(Dataset records on visual material)

****************

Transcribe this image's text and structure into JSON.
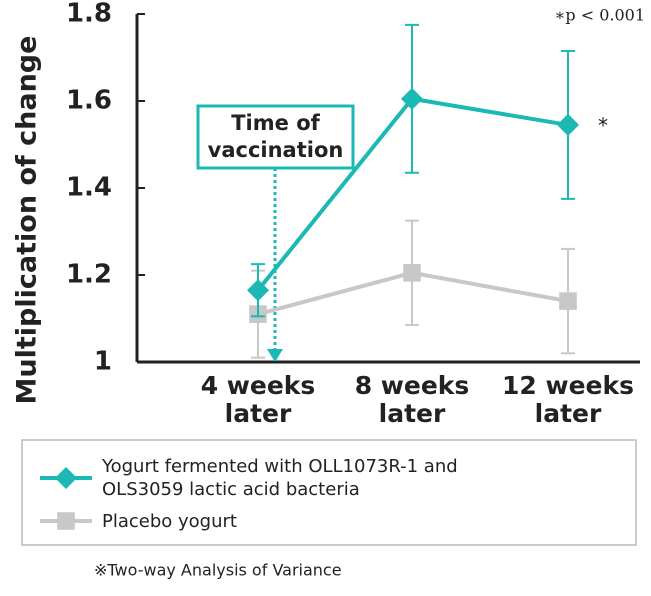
{
  "chart_data": {
    "type": "line",
    "y_label": "Multiplication of change",
    "categories": [
      "4 weeks later",
      "8 weeks later",
      "12 weeks later"
    ],
    "series": [
      {
        "name": "Yogurt fermented with OLL1073R-1 and OLS3059 lactic acid bacteria",
        "color": "#1bb8b4",
        "marker": "diamond",
        "values": [
          1.165,
          1.605,
          1.545
        ],
        "errors": [
          0.06,
          0.17,
          0.17
        ]
      },
      {
        "name": "Placebo yogurt",
        "color": "#c8c8c8",
        "marker": "square",
        "values": [
          1.11,
          1.205,
          1.14
        ],
        "errors": [
          0.1,
          0.12,
          0.12
        ]
      }
    ],
    "ylim": [
      1,
      1.8
    ],
    "yticks": [
      1,
      1.2,
      1.4,
      1.6,
      1.8
    ],
    "grid": false,
    "annotations": {
      "vaccination": "Time of vaccination",
      "significance": "∗p < 0.001",
      "marker": "*",
      "footnote": "※Two-way Analysis of Variance"
    }
  }
}
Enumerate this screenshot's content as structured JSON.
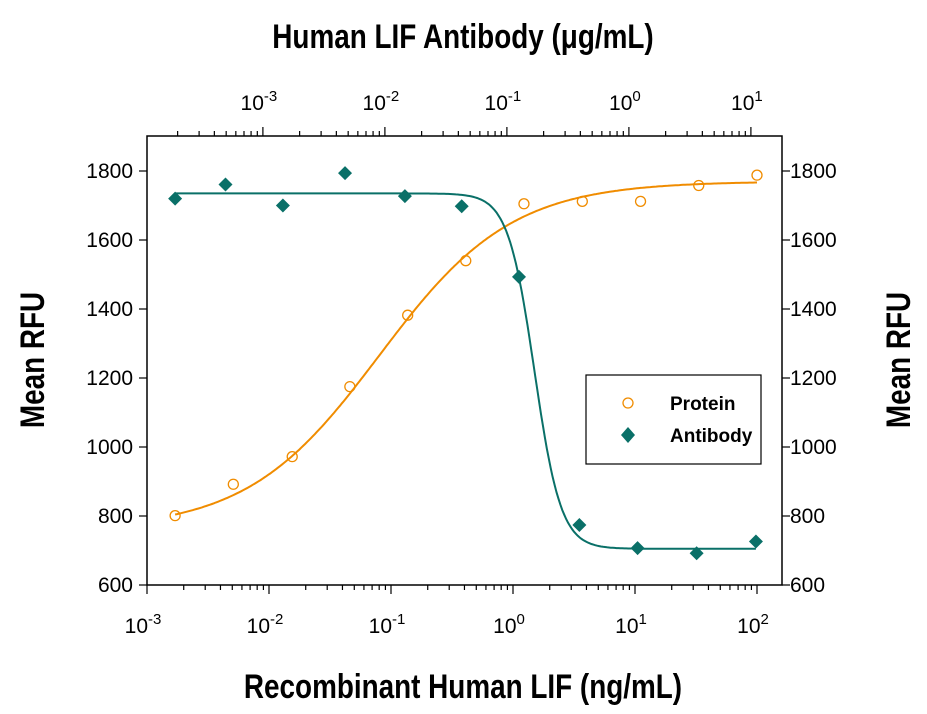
{
  "chart_data": {
    "type": "scatter",
    "xlabel": "Recombinant Human LIF (ng/mL)",
    "x2label": "Human LIF Antibody (μg/mL)",
    "ylabel": "Mean RFU",
    "y2label": "Mean RFU",
    "xscale": "log",
    "xlim": [
      0.001,
      170
    ],
    "x_ticks": [
      "-3",
      "-2",
      "-1",
      "0",
      "1",
      "2"
    ],
    "x2_ticks": [
      "-3",
      "-2",
      "-1",
      "0",
      "1"
    ],
    "ylim": [
      600,
      1900
    ],
    "y_ticks": [
      600,
      800,
      1000,
      1200,
      1400,
      1600,
      1800
    ],
    "grid": false,
    "legend": "center-right",
    "series": [
      {
        "name": "Protein",
        "marker": "open-circle",
        "color": "#F08C00",
        "x": [
          0.0017,
          0.0051,
          0.0155,
          0.046,
          0.137,
          0.41,
          1.23,
          3.7,
          11.1,
          33.3,
          100
        ],
        "y": [
          801,
          892,
          972,
          1175,
          1382,
          1540,
          1705,
          1712,
          1712,
          1758,
          1788
        ],
        "fit": {
          "bottom": 760,
          "top": 1770,
          "ec50": 0.08,
          "hill": 0.8
        }
      },
      {
        "name": "Antibody",
        "marker": "filled-diamond",
        "color": "#0A7068",
        "x": [
          0.0017,
          0.0044,
          0.013,
          0.042,
          0.13,
          0.38,
          1.12,
          3.5,
          10.5,
          32,
          98
        ],
        "y": [
          1720,
          1761,
          1700,
          1794,
          1727,
          1698,
          1493,
          774,
          707,
          692,
          726
        ],
        "fit": {
          "bottom": 705,
          "top": 1735,
          "ec50": 1.5,
          "hill": -4
        }
      }
    ]
  }
}
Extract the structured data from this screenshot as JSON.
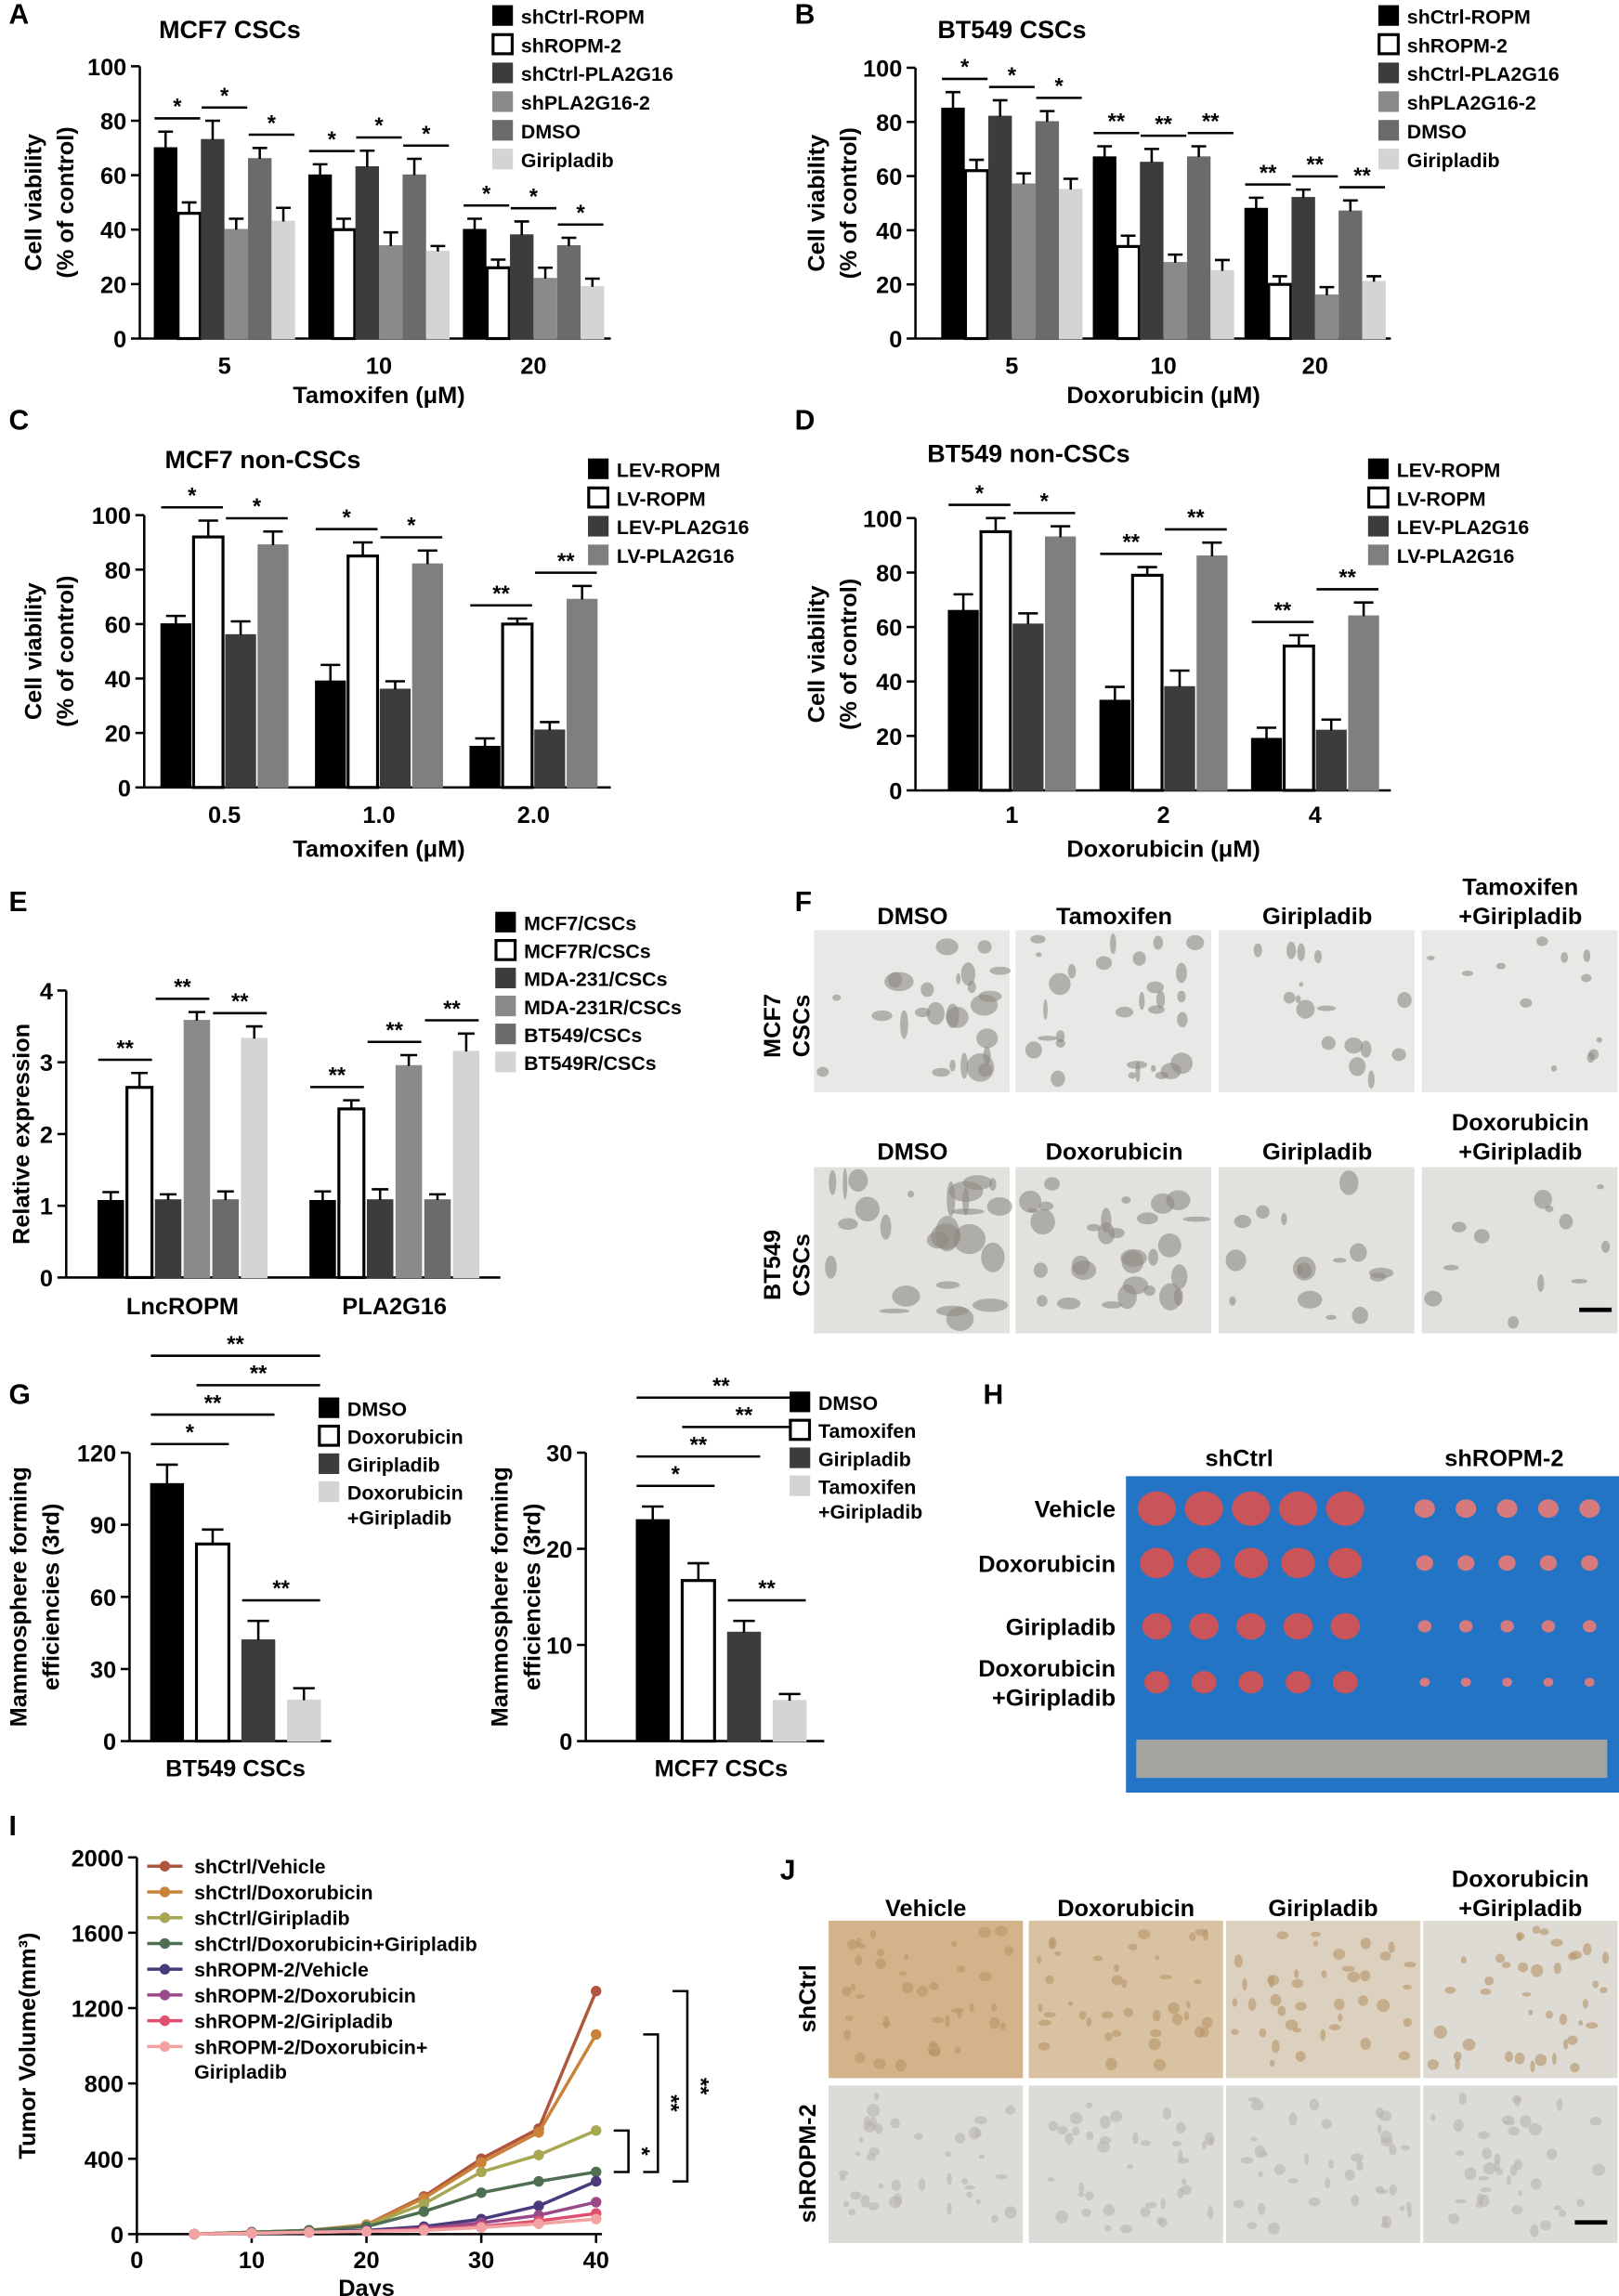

****************

(EXERCISE PROMPT)
For every record above, repeat the text exactly and omit any picture.

(ANSWER SPACE)
Transcribe this image's text and structure into JSON.
{
  "chart_data": {
    "type": "line",
    "y_label": "Multiplication of change",
    "categories": [
      "4 weeks later",
      "8 weeks later",
      "12 weeks later"
    ],
    "series": [
      {
        "name": "Yogurt fermented with OLL1073R-1 and OLS3059 lactic acid bacteria",
        "color": "#1bb8b4",
        "marker": "diamond",
        "values": [
          1.165,
          1.605,
          1.545
        ],
        "errors": [
          0.06,
          0.17,
          0.17
        ]
      },
      {
        "name": "Placebo yogurt",
        "color": "#c8c8c8",
        "marker": "square",
        "values": [
          1.11,
          1.205,
          1.14
        ],
        "errors": [
          0.1,
          0.12,
          0.12
        ]
      }
    ],
    "ylim": [
      1,
      1.8
    ],
    "yticks": [
      1,
      1.2,
      1.4,
      1.6,
      1.8
    ],
    "grid": false,
    "annotations": {
      "vaccination": "Time of vaccination",
      "significance": "∗p < 0.001",
      "marker": "*",
      "footnote": "※Two-way Analysis of Variance"
    }
  }
}
Enumerate this screenshot's content as structured JSON.
{
  "chart_data": {
    "type": "scatter",
    "xlabel": "Recombinant Human LIF (ng/mL)",
    "x2label": "Human LIF Antibody (μg/mL)",
    "ylabel": "Mean RFU",
    "y2label": "Mean RFU",
    "xscale": "log",
    "xlim": [
      0.001,
      170
    ],
    "x_ticks": [
      "-3",
      "-2",
      "-1",
      "0",
      "1",
      "2"
    ],
    "x2_ticks": [
      "-3",
      "-2",
      "-1",
      "0",
      "1"
    ],
    "ylim": [
      600,
      1900
    ],
    "y_ticks": [
      600,
      800,
      1000,
      1200,
      1400,
      1600,
      1800
    ],
    "grid": false,
    "legend": "center-right",
    "series": [
      {
        "name": "Protein",
        "marker": "open-circle",
        "color": "#F08C00",
        "x": [
          0.0017,
          0.0051,
          0.0155,
          0.046,
          0.137,
          0.41,
          1.23,
          3.7,
          11.1,
          33.3,
          100
        ],
        "y": [
          801,
          892,
          972,
          1175,
          1382,
          1540,
          1705,
          1712,
          1712,
          1758,
          1788
        ],
        "fit": {
          "bottom": 760,
          "top": 1770,
          "ec50": 0.08,
          "hill": 0.8
        }
      },
      {
        "name": "Antibody",
        "marker": "filled-diamond",
        "color": "#0A7068",
        "x": [
          0.0017,
          0.0044,
          0.013,
          0.042,
          0.13,
          0.38,
          1.12,
          3.5,
          10.5,
          32,
          98
        ],
        "y": [
          1720,
          1761,
          1700,
          1794,
          1727,
          1698,
          1493,
          774,
          707,
          692,
          726
        ],
        "fit": {
          "bottom": 705,
          "top": 1735,
          "ec50": 1.5,
          "hill": -4
        }
      }
    ]
  }
}
Extract the structured data from this screenshot as JSON.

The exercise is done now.